[Exercise details] Look through the listing below and work out how many of its lines hold the word "керамики". Give only the number.

# start of Excerpted data

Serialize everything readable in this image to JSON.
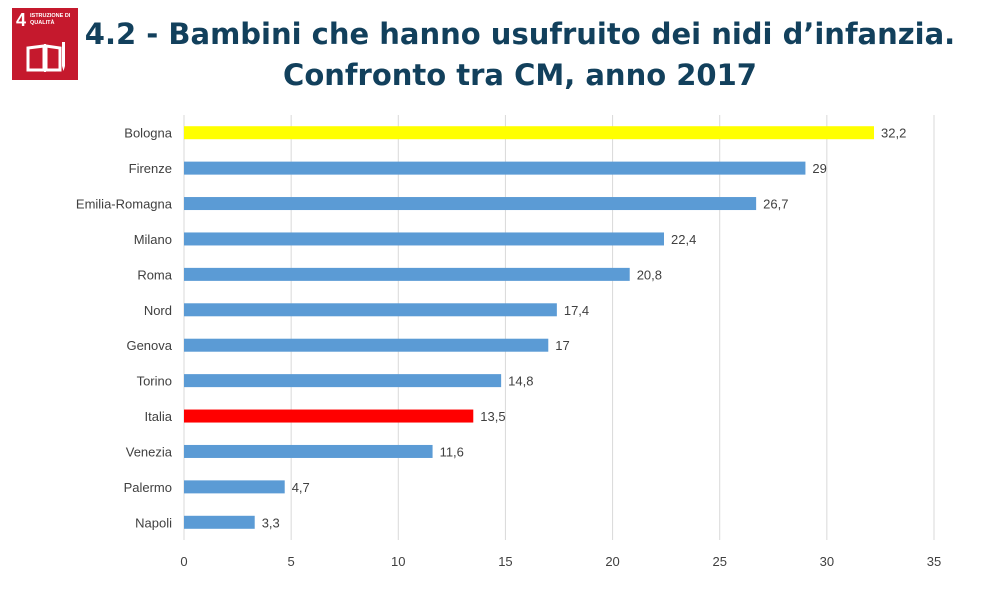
{
  "badge": {
    "number": "4",
    "text": "ISTRUZIONE DI QUALITÀ",
    "color": "#c5192d",
    "icon": "book-pencil-icon"
  },
  "title_line1": "4.2 - Bambini che hanno usufruito dei nidi d’infanzia.",
  "title_line2": "Confronto tra CM, anno 2017",
  "chart_data": {
    "type": "bar",
    "orientation": "horizontal",
    "categories": [
      "Bologna",
      "Firenze",
      "Emilia-Romagna",
      "Milano",
      "Roma",
      "Nord",
      "Genova",
      "Torino",
      "Italia",
      "Venezia",
      "Palermo",
      "Napoli"
    ],
    "values": [
      32.2,
      29,
      26.7,
      22.4,
      20.8,
      17.4,
      17,
      14.8,
      13.5,
      11.6,
      4.7,
      3.3
    ],
    "value_labels": [
      "32,2",
      "29",
      "26,7",
      "22,4",
      "20,8",
      "17,4",
      "17",
      "14,8",
      "13,5",
      "11,6",
      "4,7",
      "3,3"
    ],
    "bar_colors": [
      "#ffff00",
      "#5b9bd5",
      "#5b9bd5",
      "#5b9bd5",
      "#5b9bd5",
      "#5b9bd5",
      "#5b9bd5",
      "#5b9bd5",
      "#ff0000",
      "#5b9bd5",
      "#5b9bd5",
      "#5b9bd5"
    ],
    "xlim": [
      0,
      35
    ],
    "xticks": [
      0,
      5,
      10,
      15,
      20,
      25,
      30,
      35
    ],
    "grid": true,
    "legend": "none",
    "xlabel": "",
    "ylabel": ""
  }
}
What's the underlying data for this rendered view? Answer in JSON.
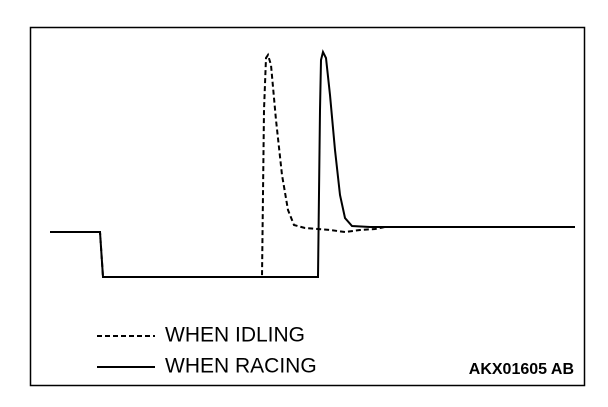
{
  "legend": {
    "items": [
      {
        "label": "WHEN IDLING"
      },
      {
        "label": "WHEN RACING"
      }
    ]
  },
  "figure_code": "AKX01605 AB"
}
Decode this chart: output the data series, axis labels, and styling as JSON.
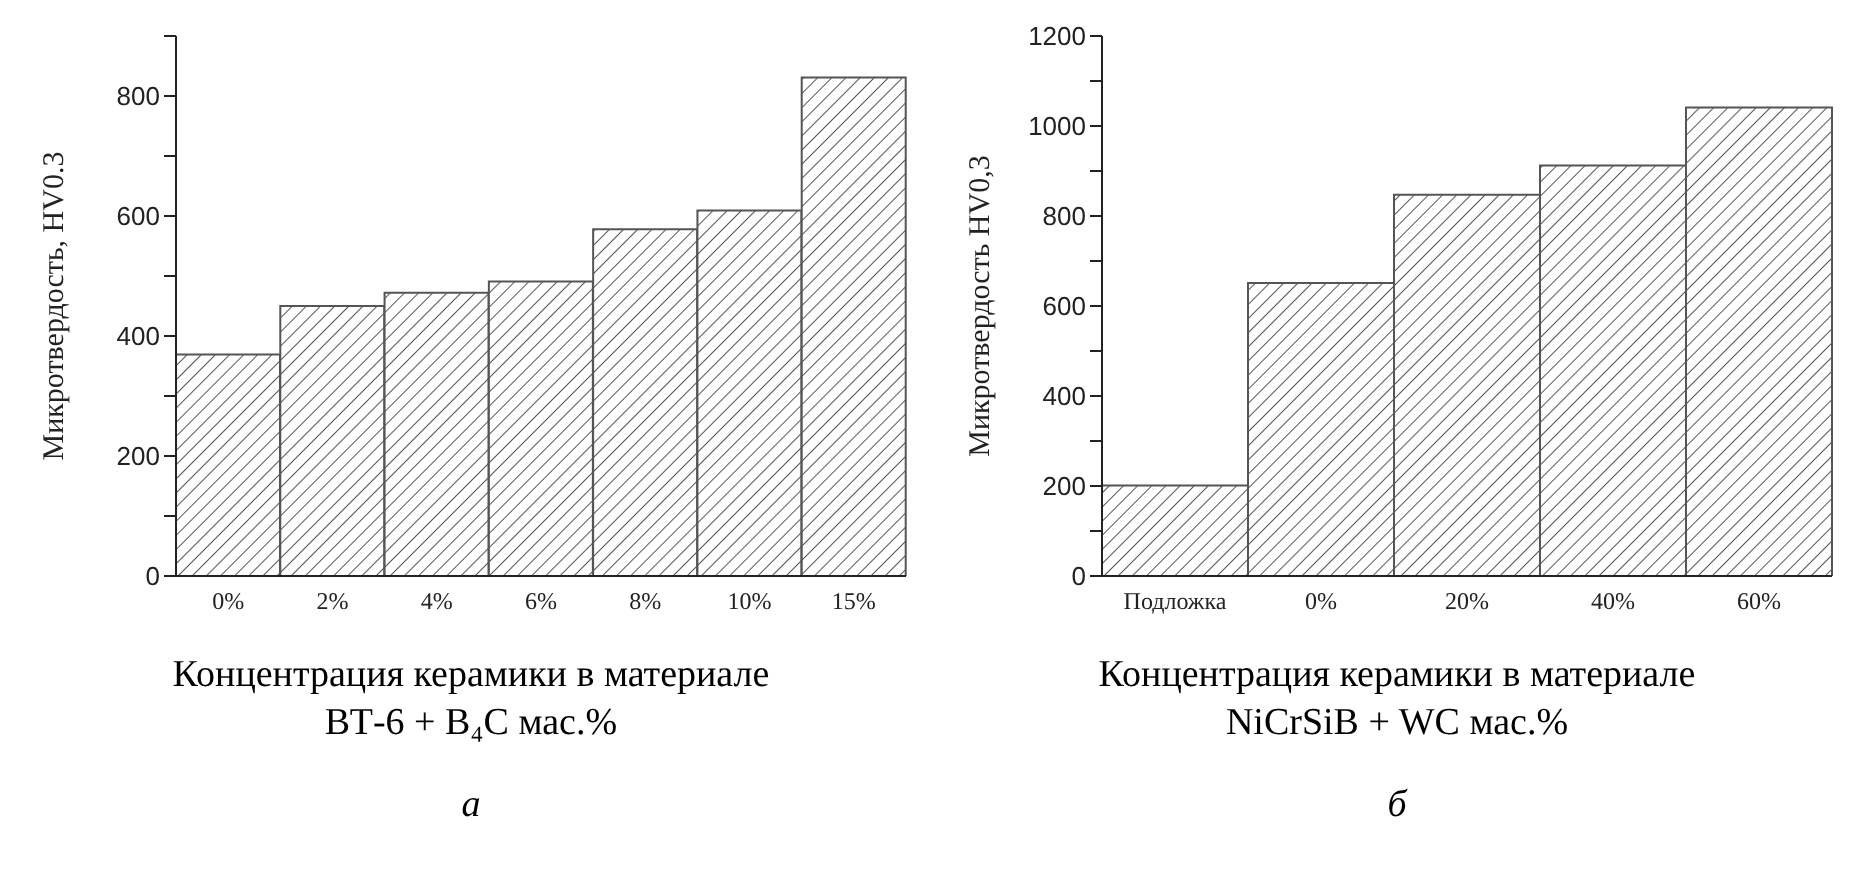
{
  "chart_data": [
    {
      "type": "bar",
      "categories": [
        "0%",
        "2%",
        "4%",
        "6%",
        "8%",
        "10%",
        "15%"
      ],
      "values": [
        369,
        450,
        472,
        491,
        578,
        609,
        831
      ],
      "color": "#555555",
      "ylim": [
        0,
        900
      ],
      "yticks": [
        0,
        {
          "value": 100,
          "label": null
        },
        200,
        {
          "value": 300,
          "label": null
        },
        400,
        {
          "value": 500,
          "label": null
        },
        600,
        {
          "value": 700,
          "label": null
        },
        800,
        {
          "value": 900,
          "label": null
        }
      ],
      "ylabel": "Микротвердость, HV0.3",
      "xlabel": "Концентрация керамики в материале ВТ-6 + B₄C мас.%",
      "annotations": [
        "а"
      ],
      "grid": false,
      "legend": false
    },
    {
      "type": "bar",
      "categories": [
        "Подложка",
        "0%",
        "20%",
        "40%",
        "60%"
      ],
      "values": [
        201,
        651,
        847,
        912,
        1041
      ],
      "color": "#555555",
      "ylim": [
        0,
        1200
      ],
      "yticks": [
        0,
        {
          "value": 100,
          "label": null
        },
        200,
        {
          "value": 300,
          "label": null
        },
        400,
        {
          "value": 500,
          "label": null
        },
        600,
        {
          "value": 700,
          "label": null
        },
        800,
        {
          "value": 900,
          "label": null
        },
        1000,
        {
          "value": 1100,
          "label": null
        },
        1200
      ],
      "ylabel": "Микротвердость HV0,3",
      "xlabel": "Концентрация керамики в материале NiCrSiB + WC мас.%",
      "annotations": [
        "б"
      ],
      "grid": false,
      "legend": false
    }
  ]
}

# end of Excerpted data

[Complete response] 2